◆ **Given problem**
Every line below is to be copied exactly, with the pictures left out.

◆ **Extracted entries**
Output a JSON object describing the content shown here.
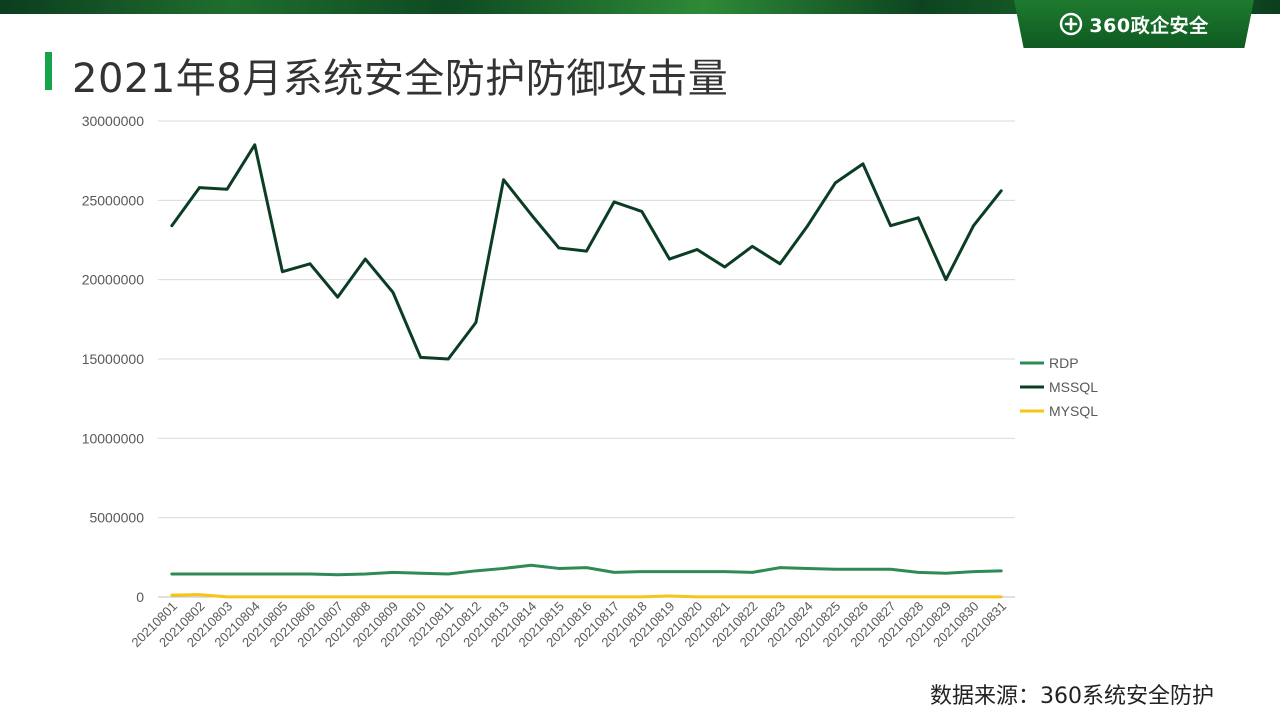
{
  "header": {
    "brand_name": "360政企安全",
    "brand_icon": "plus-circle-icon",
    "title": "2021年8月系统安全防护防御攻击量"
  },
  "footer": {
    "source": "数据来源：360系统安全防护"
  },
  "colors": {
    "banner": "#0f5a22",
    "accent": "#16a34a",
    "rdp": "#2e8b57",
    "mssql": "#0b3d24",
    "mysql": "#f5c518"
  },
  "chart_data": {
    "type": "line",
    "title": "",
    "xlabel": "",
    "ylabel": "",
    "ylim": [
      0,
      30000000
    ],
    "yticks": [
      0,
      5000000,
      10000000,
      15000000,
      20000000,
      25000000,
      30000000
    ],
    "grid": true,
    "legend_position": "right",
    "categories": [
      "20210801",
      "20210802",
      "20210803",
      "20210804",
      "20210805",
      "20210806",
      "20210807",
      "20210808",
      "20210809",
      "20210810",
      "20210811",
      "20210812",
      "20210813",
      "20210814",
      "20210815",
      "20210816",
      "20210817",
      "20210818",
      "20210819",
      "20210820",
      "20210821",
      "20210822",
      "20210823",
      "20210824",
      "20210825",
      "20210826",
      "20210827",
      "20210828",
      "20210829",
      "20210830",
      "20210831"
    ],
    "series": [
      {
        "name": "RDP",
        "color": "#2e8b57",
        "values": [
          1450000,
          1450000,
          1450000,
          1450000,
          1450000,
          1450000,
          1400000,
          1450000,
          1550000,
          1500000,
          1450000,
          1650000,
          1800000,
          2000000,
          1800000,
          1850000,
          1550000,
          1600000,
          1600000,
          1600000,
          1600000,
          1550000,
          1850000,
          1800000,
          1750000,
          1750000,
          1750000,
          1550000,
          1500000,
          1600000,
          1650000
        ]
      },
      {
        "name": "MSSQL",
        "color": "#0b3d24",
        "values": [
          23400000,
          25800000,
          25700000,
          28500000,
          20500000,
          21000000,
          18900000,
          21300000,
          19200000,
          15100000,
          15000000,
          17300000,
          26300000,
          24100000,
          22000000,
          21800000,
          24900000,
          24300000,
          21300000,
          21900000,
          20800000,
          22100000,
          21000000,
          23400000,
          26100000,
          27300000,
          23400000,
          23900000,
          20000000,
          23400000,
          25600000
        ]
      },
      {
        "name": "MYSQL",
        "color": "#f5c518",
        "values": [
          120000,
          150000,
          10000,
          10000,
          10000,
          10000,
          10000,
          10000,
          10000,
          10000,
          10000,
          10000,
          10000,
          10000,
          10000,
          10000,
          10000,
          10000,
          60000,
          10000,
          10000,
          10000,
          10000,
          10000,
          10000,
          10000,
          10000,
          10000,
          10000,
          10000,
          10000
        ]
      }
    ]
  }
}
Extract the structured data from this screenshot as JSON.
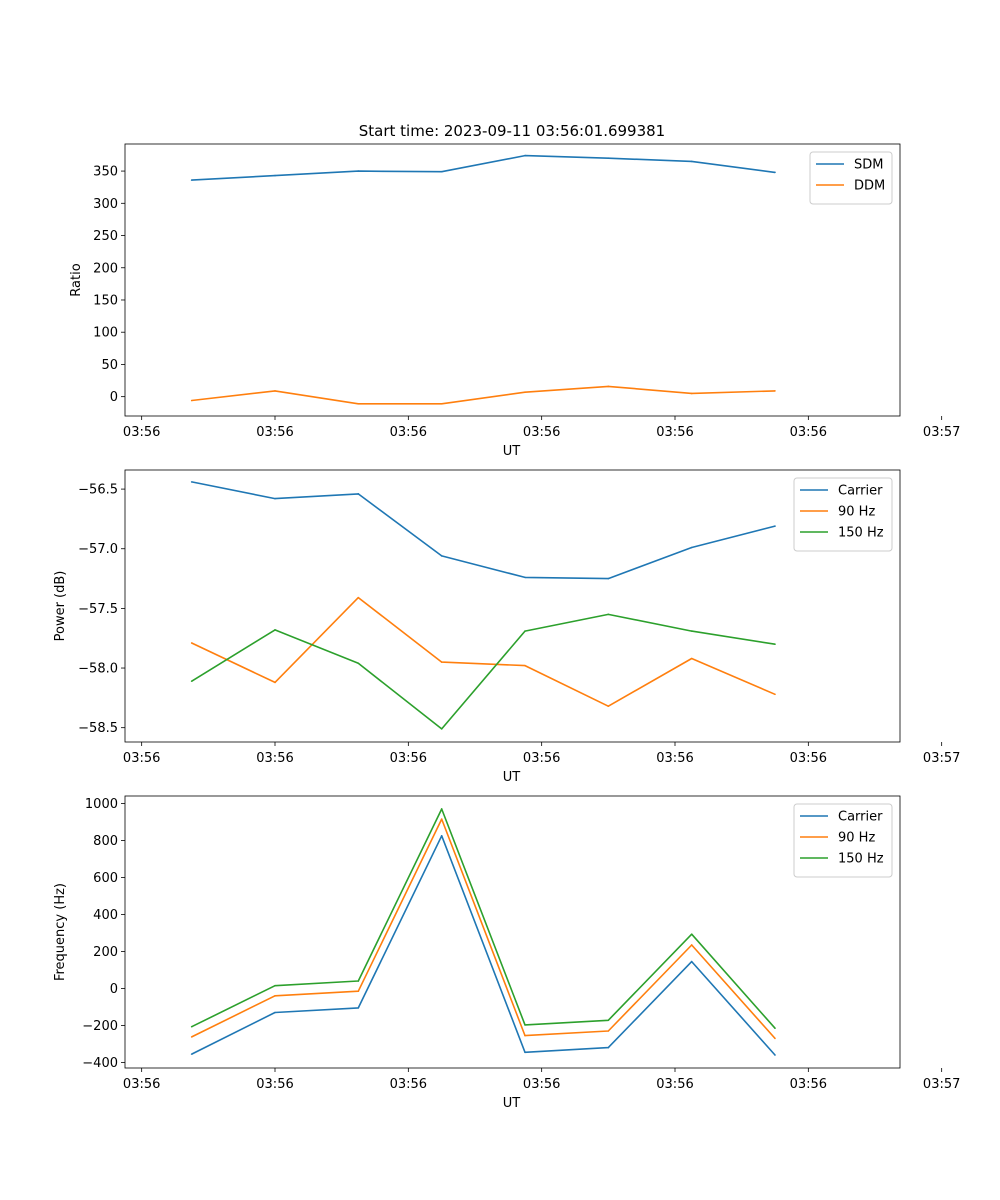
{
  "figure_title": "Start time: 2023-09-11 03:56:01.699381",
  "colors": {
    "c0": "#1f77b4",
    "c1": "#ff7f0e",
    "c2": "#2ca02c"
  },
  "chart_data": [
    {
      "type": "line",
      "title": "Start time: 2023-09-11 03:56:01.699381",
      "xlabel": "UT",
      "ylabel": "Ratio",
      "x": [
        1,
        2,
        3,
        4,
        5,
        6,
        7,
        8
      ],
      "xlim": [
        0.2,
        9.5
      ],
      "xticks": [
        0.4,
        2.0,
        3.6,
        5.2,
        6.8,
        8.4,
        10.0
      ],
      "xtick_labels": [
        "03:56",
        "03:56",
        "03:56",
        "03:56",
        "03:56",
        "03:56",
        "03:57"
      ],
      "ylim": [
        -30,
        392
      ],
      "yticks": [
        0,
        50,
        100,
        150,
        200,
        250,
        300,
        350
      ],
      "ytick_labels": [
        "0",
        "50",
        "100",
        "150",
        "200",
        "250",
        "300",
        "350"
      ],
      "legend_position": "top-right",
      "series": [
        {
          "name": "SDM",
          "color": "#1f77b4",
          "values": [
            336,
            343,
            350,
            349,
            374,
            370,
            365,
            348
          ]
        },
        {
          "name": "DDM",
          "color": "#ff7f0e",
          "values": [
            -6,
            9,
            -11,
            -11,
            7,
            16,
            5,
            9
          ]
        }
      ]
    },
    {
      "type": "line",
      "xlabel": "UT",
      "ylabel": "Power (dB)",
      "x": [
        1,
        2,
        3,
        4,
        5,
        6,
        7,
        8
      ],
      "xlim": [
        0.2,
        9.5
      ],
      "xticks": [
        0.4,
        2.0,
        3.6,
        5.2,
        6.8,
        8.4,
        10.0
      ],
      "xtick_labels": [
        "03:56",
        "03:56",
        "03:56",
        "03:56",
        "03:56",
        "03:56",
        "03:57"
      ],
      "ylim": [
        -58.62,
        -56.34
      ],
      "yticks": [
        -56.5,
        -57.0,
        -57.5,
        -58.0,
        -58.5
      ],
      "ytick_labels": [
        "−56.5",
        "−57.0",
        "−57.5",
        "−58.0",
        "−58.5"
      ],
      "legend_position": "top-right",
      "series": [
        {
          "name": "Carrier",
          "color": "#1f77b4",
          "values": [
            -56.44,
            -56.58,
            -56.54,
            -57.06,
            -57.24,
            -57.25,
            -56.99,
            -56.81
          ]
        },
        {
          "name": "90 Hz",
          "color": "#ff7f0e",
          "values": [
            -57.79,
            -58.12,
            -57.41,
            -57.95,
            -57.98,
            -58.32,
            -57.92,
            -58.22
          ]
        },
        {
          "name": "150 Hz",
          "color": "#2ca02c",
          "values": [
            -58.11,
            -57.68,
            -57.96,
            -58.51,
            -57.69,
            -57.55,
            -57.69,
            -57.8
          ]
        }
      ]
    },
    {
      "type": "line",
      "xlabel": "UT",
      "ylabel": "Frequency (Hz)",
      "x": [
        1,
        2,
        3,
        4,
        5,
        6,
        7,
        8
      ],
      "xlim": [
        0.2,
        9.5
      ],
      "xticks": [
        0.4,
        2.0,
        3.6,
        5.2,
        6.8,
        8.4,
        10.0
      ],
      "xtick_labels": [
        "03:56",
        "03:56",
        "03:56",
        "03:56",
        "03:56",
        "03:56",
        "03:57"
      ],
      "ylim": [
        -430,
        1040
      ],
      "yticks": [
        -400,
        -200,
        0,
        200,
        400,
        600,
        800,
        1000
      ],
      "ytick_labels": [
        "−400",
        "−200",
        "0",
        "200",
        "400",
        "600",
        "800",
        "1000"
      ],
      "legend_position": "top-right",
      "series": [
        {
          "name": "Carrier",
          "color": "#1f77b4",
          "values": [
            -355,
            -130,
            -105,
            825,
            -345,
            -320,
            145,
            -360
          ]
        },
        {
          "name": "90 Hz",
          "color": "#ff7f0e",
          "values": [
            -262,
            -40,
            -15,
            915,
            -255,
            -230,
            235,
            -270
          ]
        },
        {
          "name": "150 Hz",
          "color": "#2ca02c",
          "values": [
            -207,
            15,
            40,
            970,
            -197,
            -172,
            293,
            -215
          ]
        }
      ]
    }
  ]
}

◆ **Response**
Output a JSON object describing the content shown here.
{
  "header": {
    "brand_name": "360政企安全",
    "brand_icon": "plus-circle-icon",
    "title": "2021年8月系统安全防护防御攻击量"
  },
  "footer": {
    "source": "数据来源：360系统安全防护"
  },
  "colors": {
    "banner": "#0f5a22",
    "accent": "#16a34a",
    "rdp": "#2e8b57",
    "mssql": "#0b3d24",
    "mysql": "#f5c518"
  },
  "chart_data": {
    "type": "line",
    "title": "",
    "xlabel": "",
    "ylabel": "",
    "ylim": [
      0,
      30000000
    ],
    "yticks": [
      0,
      5000000,
      10000000,
      15000000,
      20000000,
      25000000,
      30000000
    ],
    "grid": true,
    "legend_position": "right",
    "categories": [
      "20210801",
      "20210802",
      "20210803",
      "20210804",
      "20210805",
      "20210806",
      "20210807",
      "20210808",
      "20210809",
      "20210810",
      "20210811",
      "20210812",
      "20210813",
      "20210814",
      "20210815",
      "20210816",
      "20210817",
      "20210818",
      "20210819",
      "20210820",
      "20210821",
      "20210822",
      "20210823",
      "20210824",
      "20210825",
      "20210826",
      "20210827",
      "20210828",
      "20210829",
      "20210830",
      "20210831"
    ],
    "series": [
      {
        "name": "RDP",
        "color": "#2e8b57",
        "values": [
          1450000,
          1450000,
          1450000,
          1450000,
          1450000,
          1450000,
          1400000,
          1450000,
          1550000,
          1500000,
          1450000,
          1650000,
          1800000,
          2000000,
          1800000,
          1850000,
          1550000,
          1600000,
          1600000,
          1600000,
          1600000,
          1550000,
          1850000,
          1800000,
          1750000,
          1750000,
          1750000,
          1550000,
          1500000,
          1600000,
          1650000
        ]
      },
      {
        "name": "MSSQL",
        "color": "#0b3d24",
        "values": [
          23400000,
          25800000,
          25700000,
          28500000,
          20500000,
          21000000,
          18900000,
          21300000,
          19200000,
          15100000,
          15000000,
          17300000,
          26300000,
          24100000,
          22000000,
          21800000,
          24900000,
          24300000,
          21300000,
          21900000,
          20800000,
          22100000,
          21000000,
          23400000,
          26100000,
          27300000,
          23400000,
          23900000,
          20000000,
          23400000,
          25600000
        ]
      },
      {
        "name": "MYSQL",
        "color": "#f5c518",
        "values": [
          120000,
          150000,
          10000,
          10000,
          10000,
          10000,
          10000,
          10000,
          10000,
          10000,
          10000,
          10000,
          10000,
          10000,
          10000,
          10000,
          10000,
          10000,
          60000,
          10000,
          10000,
          10000,
          10000,
          10000,
          10000,
          10000,
          10000,
          10000,
          10000,
          10000,
          10000
        ]
      }
    ]
  }
}
Extract the structured data from this screenshot as JSON.
{
  "figure_title": "Start time: 2023-09-11 03:56:01.699381",
  "colors": {
    "c0": "#1f77b4",
    "c1": "#ff7f0e",
    "c2": "#2ca02c"
  },
  "chart_data": [
    {
      "type": "line",
      "title": "Start time: 2023-09-11 03:56:01.699381",
      "xlabel": "UT",
      "ylabel": "Ratio",
      "x": [
        1,
        2,
        3,
        4,
        5,
        6,
        7,
        8
      ],
      "xlim": [
        0.2,
        9.5
      ],
      "xticks": [
        0.4,
        2.0,
        3.6,
        5.2,
        6.8,
        8.4,
        10.0
      ],
      "xtick_labels": [
        "03:56",
        "03:56",
        "03:56",
        "03:56",
        "03:56",
        "03:56",
        "03:57"
      ],
      "ylim": [
        -30,
        392
      ],
      "yticks": [
        0,
        50,
        100,
        150,
        200,
        250,
        300,
        350
      ],
      "ytick_labels": [
        "0",
        "50",
        "100",
        "150",
        "200",
        "250",
        "300",
        "350"
      ],
      "legend_position": "top-right",
      "series": [
        {
          "name": "SDM",
          "color": "#1f77b4",
          "values": [
            336,
            343,
            350,
            349,
            374,
            370,
            365,
            348
          ]
        },
        {
          "name": "DDM",
          "color": "#ff7f0e",
          "values": [
            -6,
            9,
            -11,
            -11,
            7,
            16,
            5,
            9
          ]
        }
      ]
    },
    {
      "type": "line",
      "xlabel": "UT",
      "ylabel": "Power (dB)",
      "x": [
        1,
        2,
        3,
        4,
        5,
        6,
        7,
        8
      ],
      "xlim": [
        0.2,
        9.5
      ],
      "xticks": [
        0.4,
        2.0,
        3.6,
        5.2,
        6.8,
        8.4,
        10.0
      ],
      "xtick_labels": [
        "03:56",
        "03:56",
        "03:56",
        "03:56",
        "03:56",
        "03:56",
        "03:57"
      ],
      "ylim": [
        -58.62,
        -56.34
      ],
      "yticks": [
        -56.5,
        -57.0,
        -57.5,
        -58.0,
        -58.5
      ],
      "ytick_labels": [
        "−56.5",
        "−57.0",
        "−57.5",
        "−58.0",
        "−58.5"
      ],
      "legend_position": "top-right",
      "series": [
        {
          "name": "Carrier",
          "color": "#1f77b4",
          "values": [
            -56.44,
            -56.58,
            -56.54,
            -57.06,
            -57.24,
            -57.25,
            -56.99,
            -56.81
          ]
        },
        {
          "name": "90 Hz",
          "color": "#ff7f0e",
          "values": [
            -57.79,
            -58.12,
            -57.41,
            -57.95,
            -57.98,
            -58.32,
            -57.92,
            -58.22
          ]
        },
        {
          "name": "150 Hz",
          "color": "#2ca02c",
          "values": [
            -58.11,
            -57.68,
            -57.96,
            -58.51,
            -57.69,
            -57.55,
            -57.69,
            -57.8
          ]
        }
      ]
    },
    {
      "type": "line",
      "xlabel": "UT",
      "ylabel": "Frequency (Hz)",
      "x": [
        1,
        2,
        3,
        4,
        5,
        6,
        7,
        8
      ],
      "xlim": [
        0.2,
        9.5
      ],
      "xticks": [
        0.4,
        2.0,
        3.6,
        5.2,
        6.8,
        8.4,
        10.0
      ],
      "xtick_labels": [
        "03:56",
        "03:56",
        "03:56",
        "03:56",
        "03:56",
        "03:56",
        "03:57"
      ],
      "ylim": [
        -430,
        1040
      ],
      "yticks": [
        -400,
        -200,
        0,
        200,
        400,
        600,
        800,
        1000
      ],
      "ytick_labels": [
        "−400",
        "−200",
        "0",
        "200",
        "400",
        "600",
        "800",
        "1000"
      ],
      "legend_position": "top-right",
      "series": [
        {
          "name": "Carrier",
          "color": "#1f77b4",
          "values": [
            -355,
            -130,
            -105,
            825,
            -345,
            -320,
            145,
            -360
          ]
        },
        {
          "name": "90 Hz",
          "color": "#ff7f0e",
          "values": [
            -262,
            -40,
            -15,
            915,
            -255,
            -230,
            235,
            -270
          ]
        },
        {
          "name": "150 Hz",
          "color": "#2ca02c",
          "values": [
            -207,
            15,
            40,
            970,
            -197,
            -172,
            293,
            -215
          ]
        }
      ]
    }
  ]
}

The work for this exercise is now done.